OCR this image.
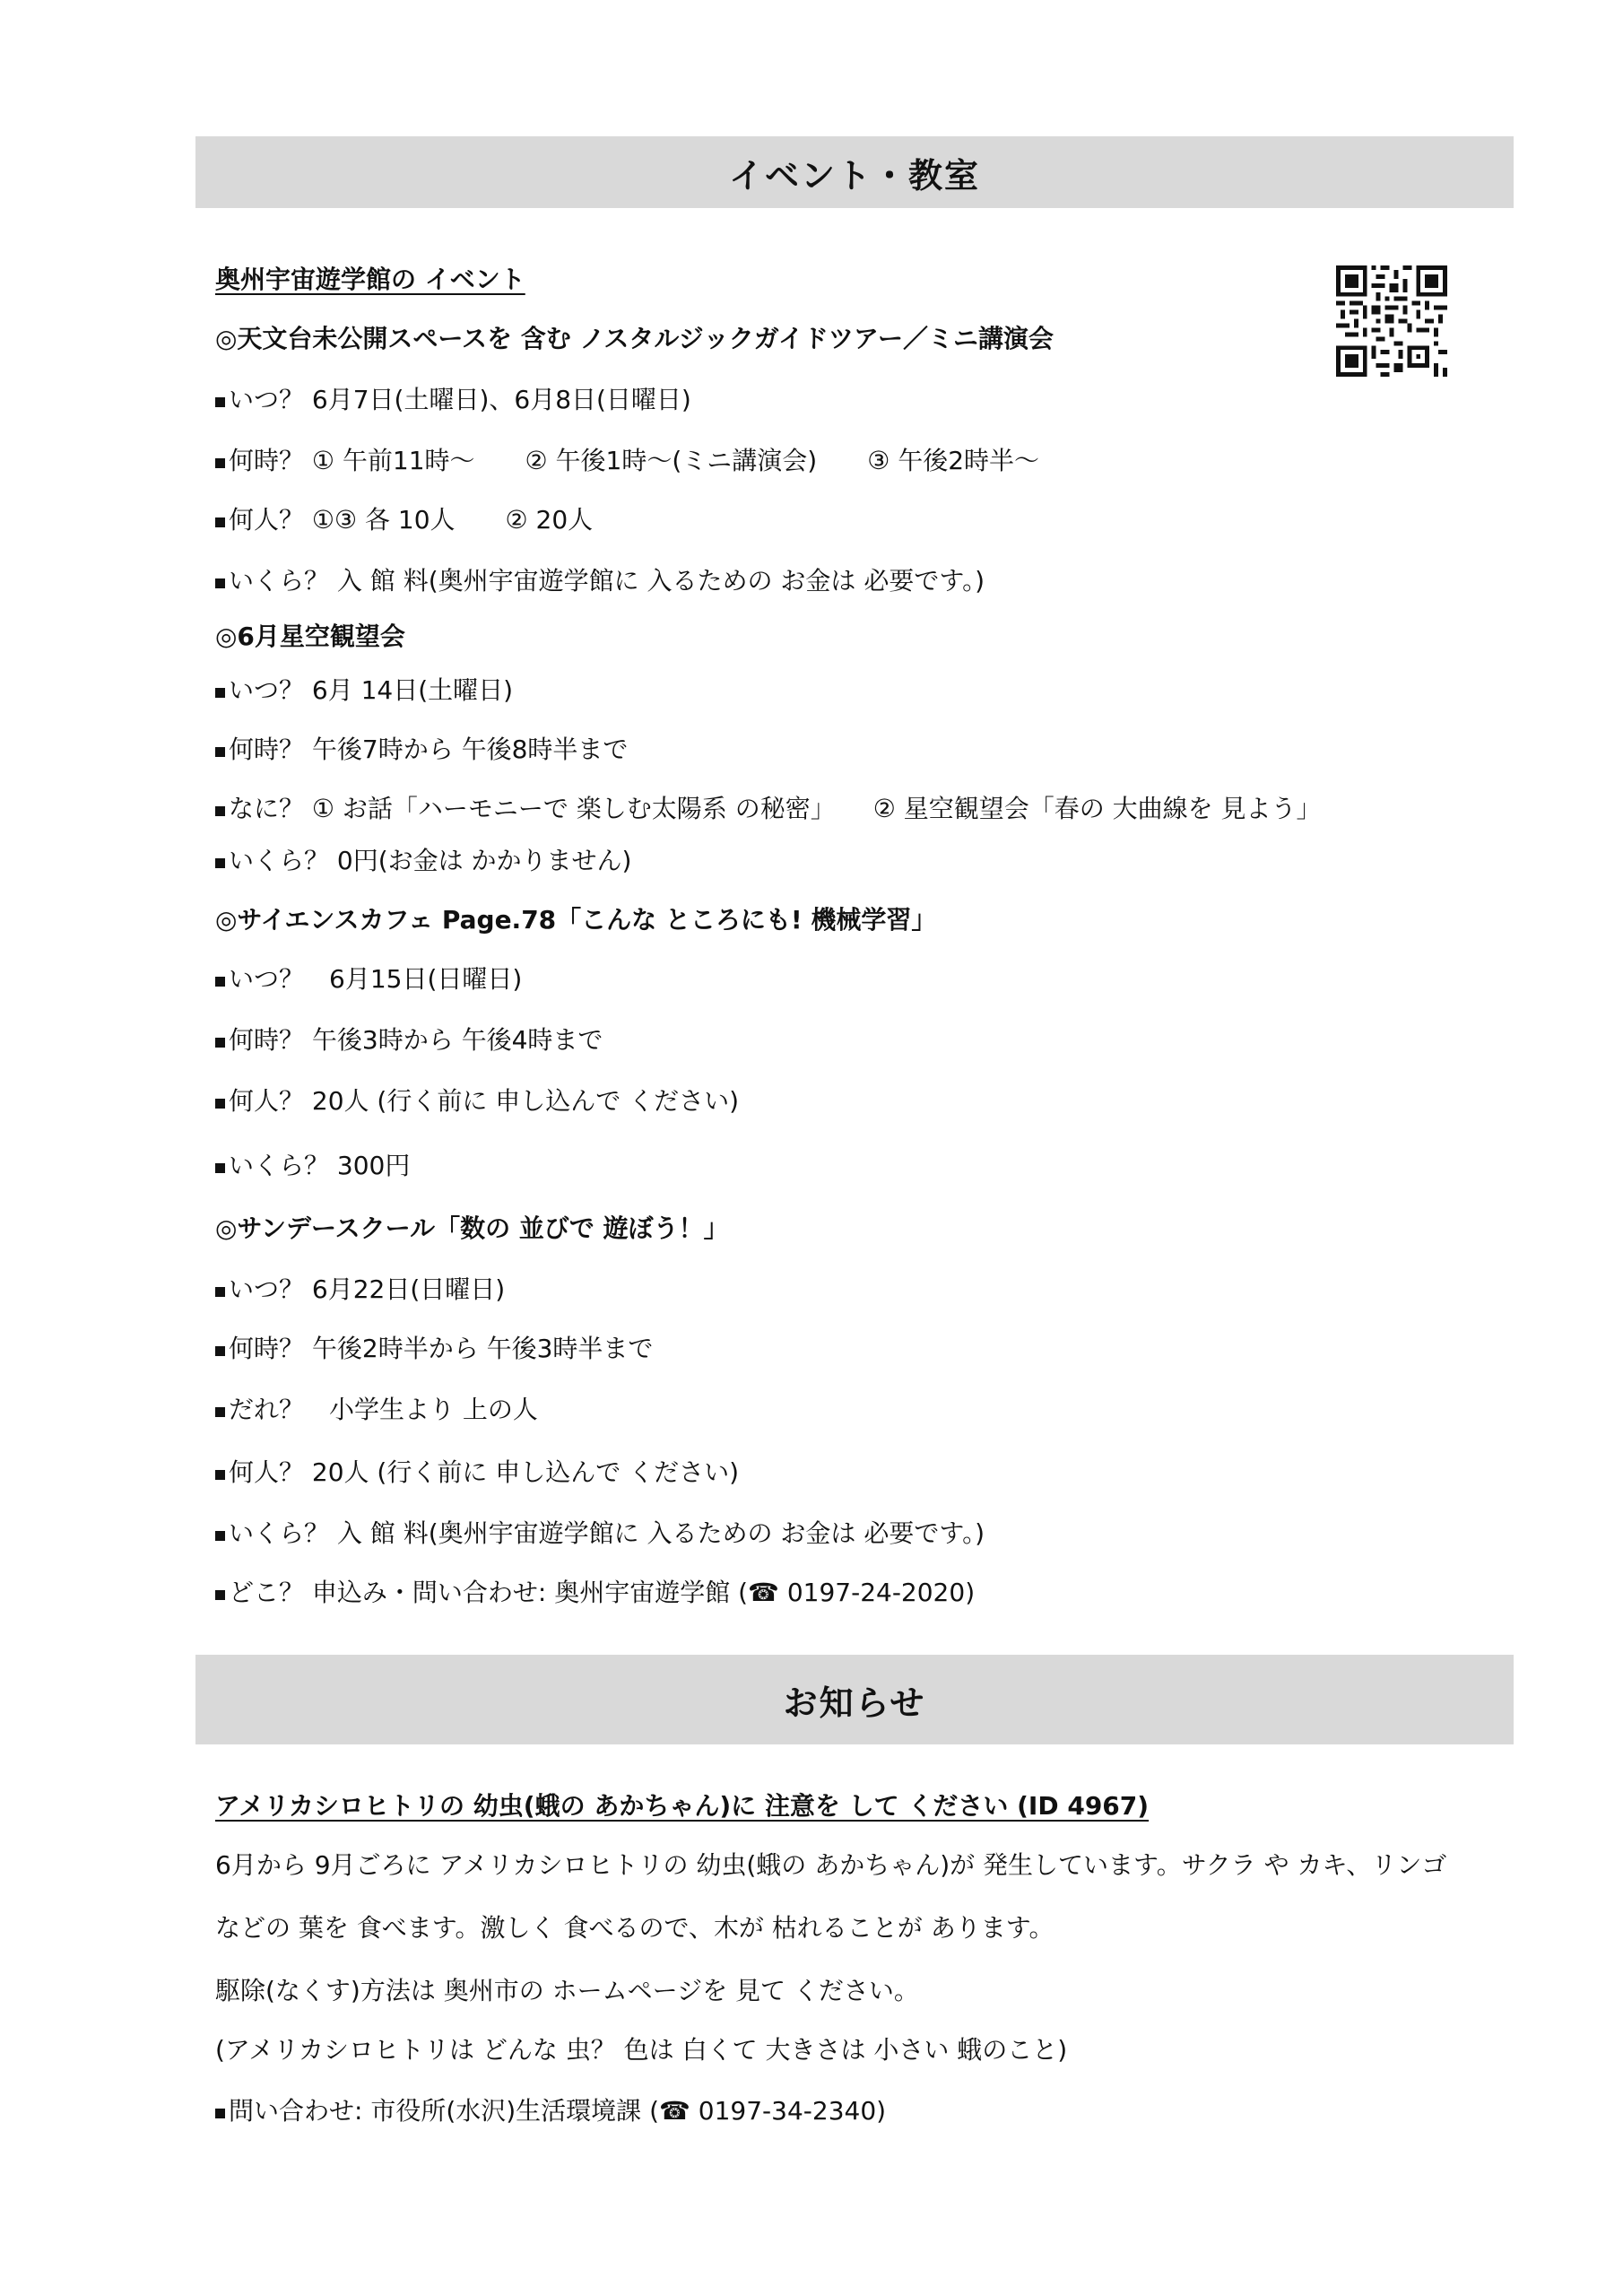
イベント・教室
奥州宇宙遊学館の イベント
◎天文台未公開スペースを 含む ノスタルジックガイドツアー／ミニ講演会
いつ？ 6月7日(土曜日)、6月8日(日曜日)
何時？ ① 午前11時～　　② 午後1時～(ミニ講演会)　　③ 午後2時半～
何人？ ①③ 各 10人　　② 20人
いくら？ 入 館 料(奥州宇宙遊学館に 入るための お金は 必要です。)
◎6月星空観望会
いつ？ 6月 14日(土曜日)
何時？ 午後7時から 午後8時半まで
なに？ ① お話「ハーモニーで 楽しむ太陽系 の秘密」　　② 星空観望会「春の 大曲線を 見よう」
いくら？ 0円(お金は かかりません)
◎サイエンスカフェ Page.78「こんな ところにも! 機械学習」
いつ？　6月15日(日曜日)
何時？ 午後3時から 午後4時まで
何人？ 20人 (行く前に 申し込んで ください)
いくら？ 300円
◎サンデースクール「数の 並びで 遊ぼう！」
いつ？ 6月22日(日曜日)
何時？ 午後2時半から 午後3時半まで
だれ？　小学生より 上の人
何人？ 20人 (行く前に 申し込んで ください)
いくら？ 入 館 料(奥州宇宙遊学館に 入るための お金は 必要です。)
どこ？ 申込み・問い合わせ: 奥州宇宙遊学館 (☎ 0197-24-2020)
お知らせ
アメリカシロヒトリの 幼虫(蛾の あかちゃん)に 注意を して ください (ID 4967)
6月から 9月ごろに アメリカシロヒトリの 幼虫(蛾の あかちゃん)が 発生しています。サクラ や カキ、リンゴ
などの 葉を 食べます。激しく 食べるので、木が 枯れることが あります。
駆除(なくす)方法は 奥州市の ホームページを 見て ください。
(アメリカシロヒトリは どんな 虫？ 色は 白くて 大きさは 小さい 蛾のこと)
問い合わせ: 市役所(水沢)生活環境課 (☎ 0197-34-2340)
---
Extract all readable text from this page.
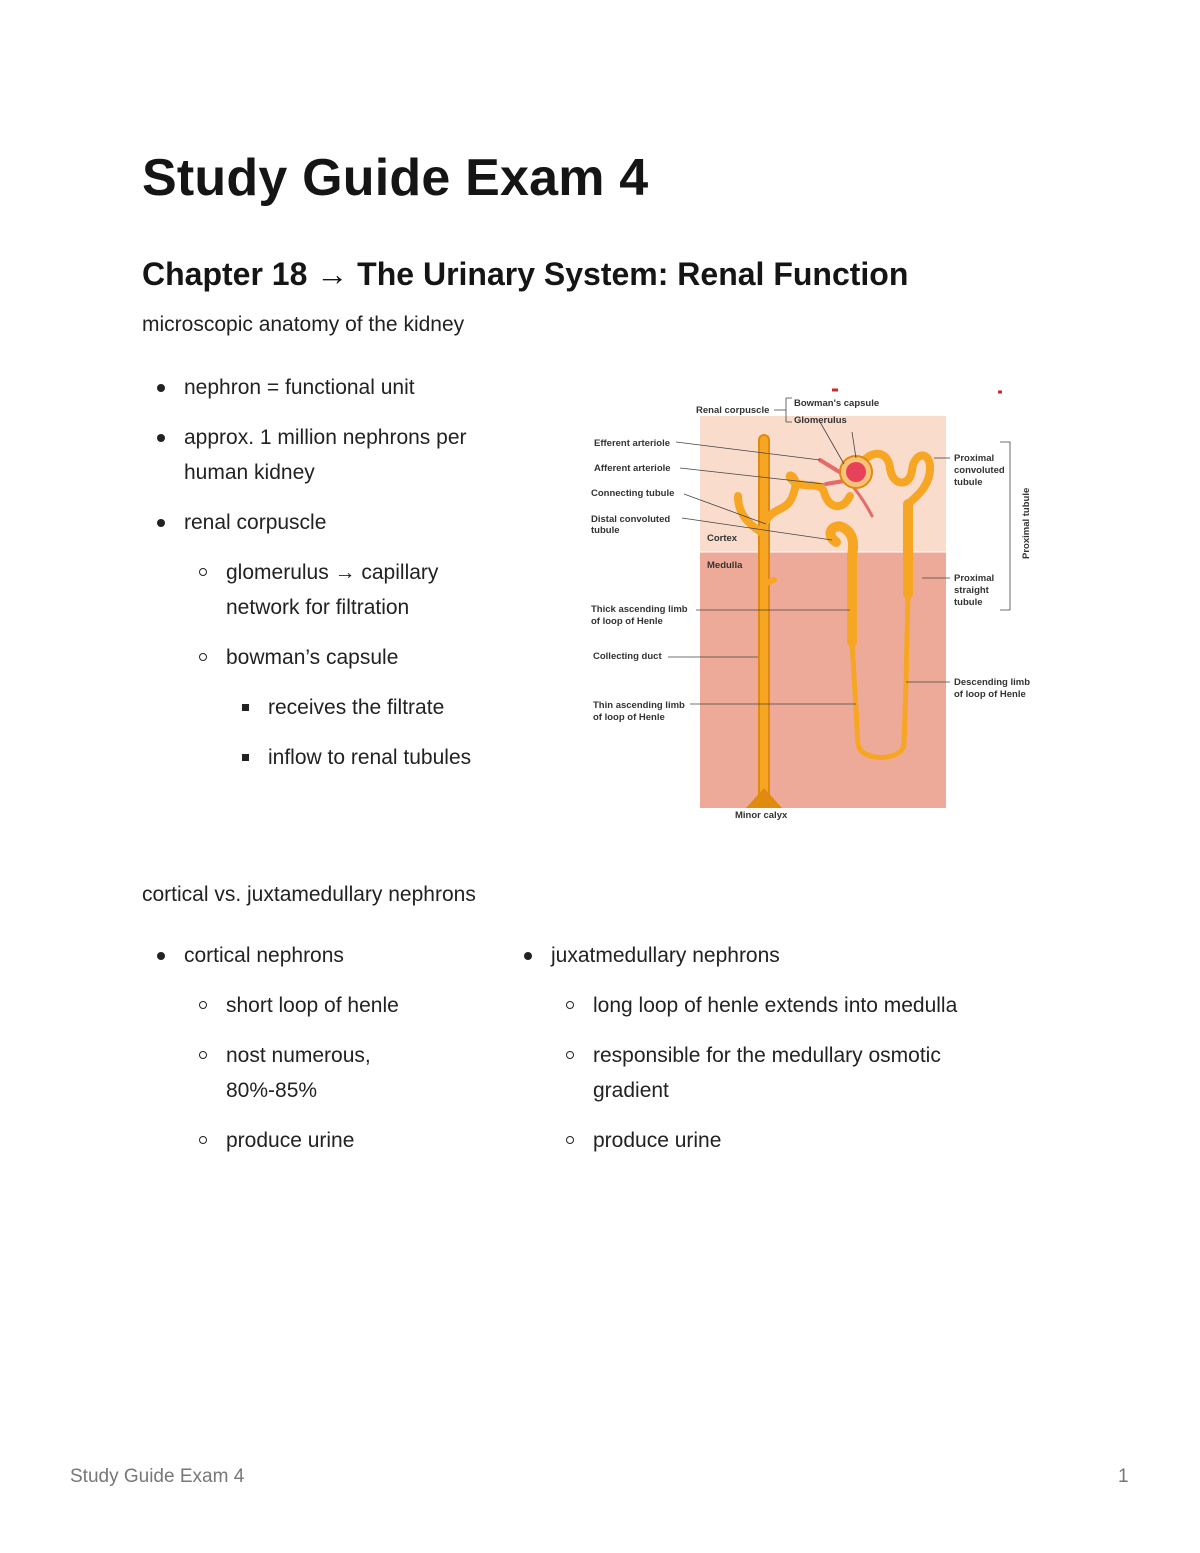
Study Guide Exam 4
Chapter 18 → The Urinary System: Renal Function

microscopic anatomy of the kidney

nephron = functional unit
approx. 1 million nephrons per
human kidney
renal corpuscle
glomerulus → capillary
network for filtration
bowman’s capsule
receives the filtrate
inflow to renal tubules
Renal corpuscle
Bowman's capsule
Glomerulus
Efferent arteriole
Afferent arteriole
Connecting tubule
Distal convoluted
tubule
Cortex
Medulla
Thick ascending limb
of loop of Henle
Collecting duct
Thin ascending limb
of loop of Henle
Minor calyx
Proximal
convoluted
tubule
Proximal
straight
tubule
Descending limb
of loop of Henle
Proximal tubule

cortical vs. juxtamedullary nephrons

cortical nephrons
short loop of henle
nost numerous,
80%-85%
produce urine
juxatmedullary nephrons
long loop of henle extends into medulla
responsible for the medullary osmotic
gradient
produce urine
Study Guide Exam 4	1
--
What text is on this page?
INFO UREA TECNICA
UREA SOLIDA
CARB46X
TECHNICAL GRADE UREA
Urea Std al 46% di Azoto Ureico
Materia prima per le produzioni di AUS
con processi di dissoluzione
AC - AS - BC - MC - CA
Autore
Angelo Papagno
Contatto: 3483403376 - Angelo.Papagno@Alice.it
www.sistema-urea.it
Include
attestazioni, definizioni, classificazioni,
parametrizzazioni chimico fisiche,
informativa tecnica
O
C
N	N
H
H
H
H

#### [Goal]
Copy each line above containing the string "アメリカシロヒトリの".

#### [The reply]
アメリカシロヒトリの 幼虫(蛾の あかちゃん)に 注意を して ください (ID 4967)
6月から 9月ごろに アメリカシロヒトリの 幼虫(蛾の あかちゃん)が 発生しています。サクラ や カキ、リンゴ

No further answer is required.